-- YOUR OBJECTIVE --
Find all lines in the listing that include the word "square", then copy them.

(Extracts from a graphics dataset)
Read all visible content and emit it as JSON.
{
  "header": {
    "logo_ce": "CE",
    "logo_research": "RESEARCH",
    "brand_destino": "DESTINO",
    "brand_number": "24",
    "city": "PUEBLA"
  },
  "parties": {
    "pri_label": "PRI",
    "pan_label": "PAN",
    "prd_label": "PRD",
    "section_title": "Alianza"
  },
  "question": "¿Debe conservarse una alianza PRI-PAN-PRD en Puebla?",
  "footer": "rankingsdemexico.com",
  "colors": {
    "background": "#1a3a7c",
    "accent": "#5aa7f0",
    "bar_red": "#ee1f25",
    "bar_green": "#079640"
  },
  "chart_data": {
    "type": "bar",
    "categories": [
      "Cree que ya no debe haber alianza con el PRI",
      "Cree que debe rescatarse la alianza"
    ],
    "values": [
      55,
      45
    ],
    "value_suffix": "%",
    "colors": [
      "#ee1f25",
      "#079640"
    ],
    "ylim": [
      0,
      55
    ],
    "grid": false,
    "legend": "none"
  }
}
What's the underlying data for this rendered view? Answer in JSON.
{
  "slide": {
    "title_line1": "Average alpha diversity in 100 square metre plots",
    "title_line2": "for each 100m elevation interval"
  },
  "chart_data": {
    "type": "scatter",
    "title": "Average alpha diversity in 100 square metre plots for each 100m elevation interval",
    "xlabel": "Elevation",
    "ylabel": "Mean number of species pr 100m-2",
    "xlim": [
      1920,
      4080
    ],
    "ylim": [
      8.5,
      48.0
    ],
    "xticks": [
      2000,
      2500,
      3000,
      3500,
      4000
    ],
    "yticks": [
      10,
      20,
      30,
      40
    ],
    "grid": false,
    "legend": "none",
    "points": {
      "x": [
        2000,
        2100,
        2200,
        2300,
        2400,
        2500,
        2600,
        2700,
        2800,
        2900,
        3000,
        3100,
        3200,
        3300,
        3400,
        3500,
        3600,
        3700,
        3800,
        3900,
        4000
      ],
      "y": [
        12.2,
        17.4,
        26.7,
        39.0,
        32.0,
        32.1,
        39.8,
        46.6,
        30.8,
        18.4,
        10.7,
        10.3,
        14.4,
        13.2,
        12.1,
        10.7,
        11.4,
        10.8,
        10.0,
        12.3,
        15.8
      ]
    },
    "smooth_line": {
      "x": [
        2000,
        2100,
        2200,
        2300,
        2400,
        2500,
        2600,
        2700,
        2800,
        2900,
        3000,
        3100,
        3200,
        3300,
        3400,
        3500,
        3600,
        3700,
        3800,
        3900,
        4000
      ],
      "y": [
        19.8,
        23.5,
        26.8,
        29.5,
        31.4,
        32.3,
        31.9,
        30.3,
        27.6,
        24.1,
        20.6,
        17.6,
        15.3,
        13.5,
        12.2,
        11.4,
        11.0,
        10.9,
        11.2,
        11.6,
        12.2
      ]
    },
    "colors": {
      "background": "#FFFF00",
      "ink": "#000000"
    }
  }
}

-- SOLUTION TO THIS TASK --
    "title_line1": "Average alpha diversity in 100 square metre plots",
    "title": "Average alpha diversity in 100 square metre plots for each 100m elevation interval",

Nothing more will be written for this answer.